[WHAT IS NEEDED] Scan the lines below for the string "Конан" and copy every one that has it.

-- START OF EXERCISE DATA --

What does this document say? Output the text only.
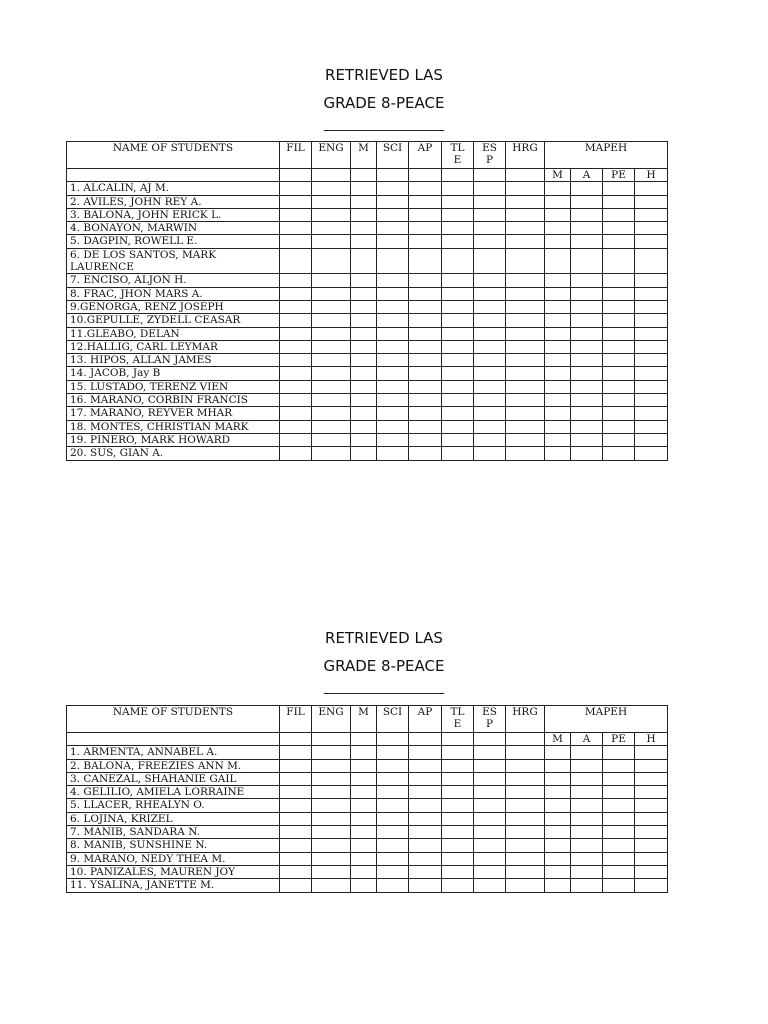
RETRIEVED LAS
GRADE 8-PEACE
NAME OF STUDENTS	FIL	ENG	M	SCI	AP	TL E	ES P	HRG	MAPEH			
									M	A	PE	H
1. ALCALIN, AJ M.												
2. AVILES, JOHN REY A.												
3. BALONA, JOHN ERICK L.												
4. BONAYON, MARWIN												
5. DAGPIN, ROWELL E.												
6. DE LOS SANTOS, MARK LAURENCE												
7. ENCISO, ALJON H.												
8. FRAC, JHON MARS A.												
9.GENORGA, RENZ JOSEPH												
10.GEPULLE, ZYDELL CEASAR												
11.GLEABO, DELAN												
12.HALLIG, CARL LEYMAR												
13. HIPOS, ALLAN JAMES												
14. JACOB, Jay B												
15. LUSTADO, TERENZ VIEN												
16. MARANO, CORBIN FRANCIS												
17. MARANO, REYVER MHAR												
18. MONTES, CHRISTIAN MARK												
19. PINERO, MARK HOWARD												
20. SUS, GIAN A.												
RETRIEVED LAS
GRADE 8-PEACE
NAME OF STUDENTS	FIL	ENG	M	SCI	AP	TL E	ES P	HRG	MAPEH			
									M	A	PE	H
1. ARMENTA, ANNABEL A.												
2. BALONA, FREEZIES ANN M.												
3. CANEZAL, SHAHANIE GAIL												
4. GELILIO, AMIELA LORRAINE												
5. LLACER, RHEALYN O.												
6. LOJINA, KRIZEL												
7. MANIB, SANDARA N.												
8. MANIB, SUNSHINE N.												
9. MARANO, NEDY THEA M.												
10. PANIZALES, MAUREN JOY												
11. YSALINA, JANETTE M.												
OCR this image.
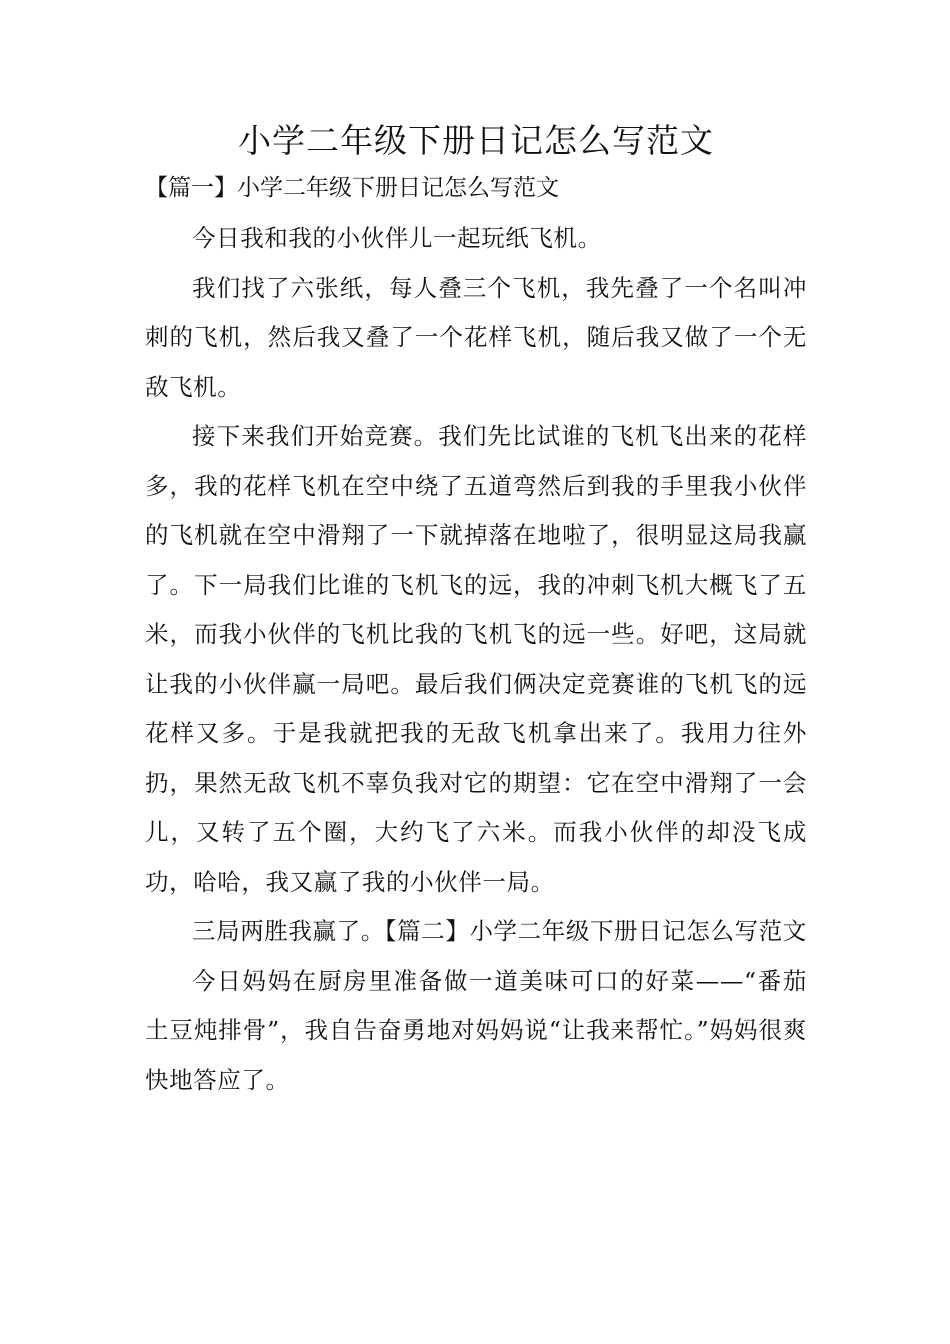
小学二年级下册日记怎么写范文
【篇一】小学二年级下册日记怎么写范文

今日我和我的小伙伴儿一起玩纸飞机。

我们找了六张纸，每人叠三个飞机，我先叠了一个名叫冲刺的飞机，然后我又叠了一个花样飞机，随后我又做了一个无敌飞机。

接下来我们开始竞赛。我们先比试谁的飞机飞出来的花样多，我的花样飞机在空中绕了五道弯然后到我的手里我小伙伴的飞机就在空中滑翔了一下就掉落在地啦了，很明显这局我赢了。下一局我们比谁的飞机飞的远，我的冲刺飞机大概飞了五米，而我小伙伴的飞机比我的飞机飞的远一些。好吧，这局就让我的小伙伴赢一局吧。最后我们俩决定竞赛谁的飞机飞的远花样又多。于是我就把我的无敌飞机拿出来了。我用力往外扔，果然无敌飞机不辜负我对它的期望：它在空中滑翔了一会儿，又转了五个圈，大约飞了六米。而我小伙伴的却没飞成功，哈哈，我又赢了我的小伙伴一局。

三局两胜我赢了。【篇二】小学二年级下册日记怎么写范文

今日妈妈在厨房里准备做一道美味可口的好菜——“番茄土豆炖排骨”，我自告奋勇地对妈妈说“让我来帮忙。”妈妈很爽快地答应了。
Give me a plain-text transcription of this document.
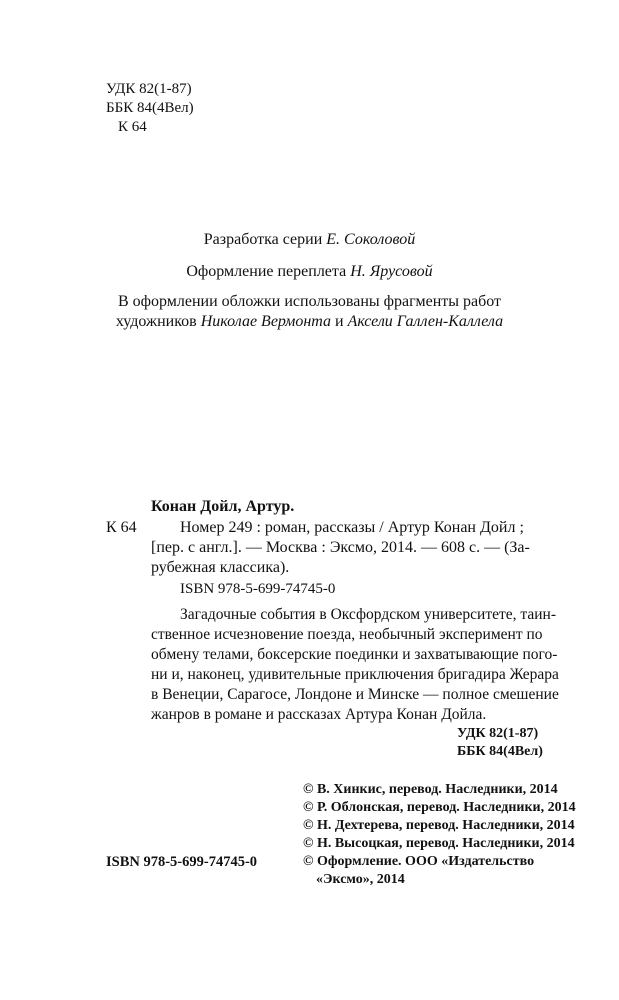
УДК 82(1-87)
ББК 84(4Вел)
К 64
Разработка серии Е. Соколовой
Оформление переплета Н. Ярусовой
В оформлении обложки использованы фрагменты работ
художников Николае Вермонта и Аксели Галлен-Каллела
Конан Дойл, Артур.
К 64	Номер 249 : роман, рассказы / Артур Конан Дойл ;
[пер. с англ.]. — Москва : Эксмо, 2014. — 608 с. — (За-
рубежная классика).
ISBN 978-5-699-74745-0
Загадочные события в Оксфордском университете, таин-
ственное исчезновение поезда, необычный эксперимент по
обмену телами, боксерские поединки и захватывающие пого-
ни и, наконец, удивительные приключения бригадира Жерара
в Венеции, Сарагосе, Лондоне и Минске — полное смешение
жанров в романе и рассказах Артура Конан Дойла.
УДК 82(1-87)
ББК 84(4Вел)
© В. Хинкис, перевод. Наследники, 2014
© Р. Облонская, перевод. Наследники, 2014
© Н. Дехтерева, перевод. Наследники, 2014
© Н. Высоцкая, перевод. Наследники, 2014
© Оформление. ООО «Издательство
«Эксмо», 2014
ISBN 978-5-699-74745-0
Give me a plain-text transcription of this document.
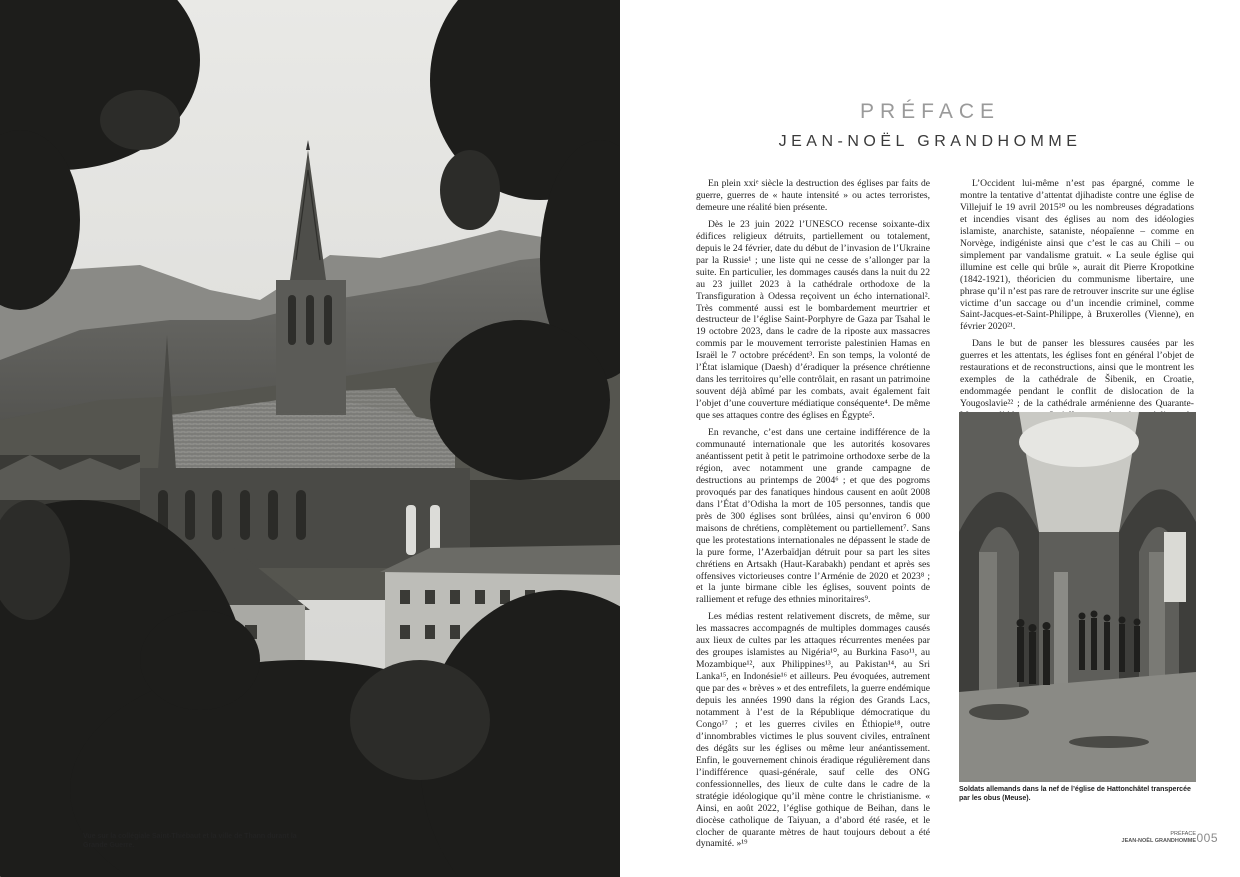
PRÉFACE
JEAN-NOËL GRANDHOMME

En plein xxiᵉ siècle la destruction des églises par faits de guerre, guerres de « haute intensité » ou actes terroristes, demeure une réalité bien présente.

Dès le 23 juin 2022 l’UNESCO recense soixante-dix édifices religieux détruits, partiellement ou totalement, depuis le 24 février, date du début de l’invasion de l’Ukraine par la Russie¹ ; une liste qui ne cesse de s’allonger par la suite. En particulier, les dommages causés dans la nuit du 22 au 23 juillet 2023 à la cathédrale orthodoxe de la Transfiguration à Odessa reçoivent un écho international². Très commenté aussi est le bombardement meurtrier et destructeur de l’église Saint-Porphyre de Gaza par Tsahal le 19 octobre 2023, dans le cadre de la riposte aux massacres commis par le mouvement terroriste palestinien Hamas en Israël le 7 octobre précédent³. En son temps, la volonté de l’État islamique (Daesh) d’éradiquer la présence chrétienne dans les territoires qu’elle contrôlait, en rasant un patrimoine souvent déjà abîmé par les combats, avait également fait l’objet d’une couverture médiatique conséquente⁴. De même que ses attaques contre des églises en Égypte⁵.

En revanche, c’est dans une certaine indifférence de la communauté internationale que les autorités kosovares anéantissent petit à petit le patrimoine orthodoxe serbe de la région, avec notamment une grande campagne de destructions au printemps de 2004⁶ ; et que des pogroms provoqués par des fanatiques hindous causent en août 2008 dans l’État d’Odisha la mort de 105 personnes, tandis que près de 300 églises sont brûlées, ainsi qu’environ 6 000 maisons de chrétiens, complètement ou partiellement⁷. Sans que les protestations internationales ne dépassent le stade de la pure forme, l’Azerbaïdjan détruit pour sa part les sites chrétiens en Artsakh (Haut-Karabakh) pendant et après ses offensives victorieuses contre l’Arménie de 2020 et 2023⁸ ; et la junte birmane cible les églises, souvent points de ralliement et refuge des ethnies minoritaires⁹.

Les médias restent relativement discrets, de même, sur les massacres accompagnés de multiples dommages causés aux lieux de cultes par les attaques récurrentes menées par des groupes islamistes au Nigéria¹⁰, au Burkina Faso¹¹, au Mozambique¹², aux Philippines¹³, au Pakistan¹⁴, au Sri Lanka¹⁵, en Indonésie¹⁶ et ailleurs. Peu évoquées, autrement que par des « brèves » et des entrefilets, la guerre endémique depuis les années 1990 dans la région des Grands Lacs, notamment à l’est de la République démocratique du Congo¹⁷ ; et les guerres civiles en Éthiopie¹⁸, outre d’innombrables victimes le plus souvent civiles, entraînent des dégâts sur les églises ou même leur anéantissement. Enfin, le gouvernement chinois éradique régulièrement dans l’indifférence quasi-générale, sauf celle des ONG confessionnelles, des lieux de culte dans le cadre de la stratégie idéologique qu’il mène contre le christianisme. « Ainsi, en août 2022, l’église gothique de Beihan, dans le diocèse catholique de Taiyuan, a d’abord été rasée, et le clocher de quarante mètres de haut toujours debout a été dynamité. »¹⁹

L’Occident lui-même n’est pas épargné, comme le montre la tentative d’attentat djihadiste contre une église de Villejuif le 19 avril 2015²⁰ ou les nombreuses dégradations et incendies visant des églises au nom des idéologies islamiste, anarchiste, sataniste, néopaïenne – comme en Norvège, indigéniste ainsi que c’est le cas au Chili – ou simplement par vandalisme gratuit. « La seule église qui illumine est celle qui brûle », aurait dit Pierre Kropotkine (1842-1921), théoricien du communisme libertaire, une phrase qu’il n’est pas rare de retrouver inscrite sur une église victime d’un saccage ou d’un incendie criminel, comme Saint-Jacques-et-Saint-Philippe, à Bruxerolles (Vienne), en février 2020²¹.

Dans le but de panser les blessures causées par les guerres et les attentats, les églises font en général l’objet de restaurations et de reconstructions, ainsi que le montrent les exemples de la cathédrale de Šibenik, en Croatie, endommagée pendant le conflit de dislocation de la Yougoslavie²² ; de la cathédrale arménienne des Quarante-

Soldats allemands dans la nef de l’église de Hattonchâtel transpercée par les obus (Meuse).
PRÉFACE
JEAN-NOËL GRANDHOMME 005
Vue sur la collégiale Saint-Thiébaut et la ville de Thann durant la Grande Guerre.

-- END OF EXERCISE DATA --

[CORRECT RESULT]
Конан Дойл, Артур.
К 64	Номер 249 : роман, рассказы / Артур Конан Дойл ;
жанров в романе и рассказах Артура Конан Дойла.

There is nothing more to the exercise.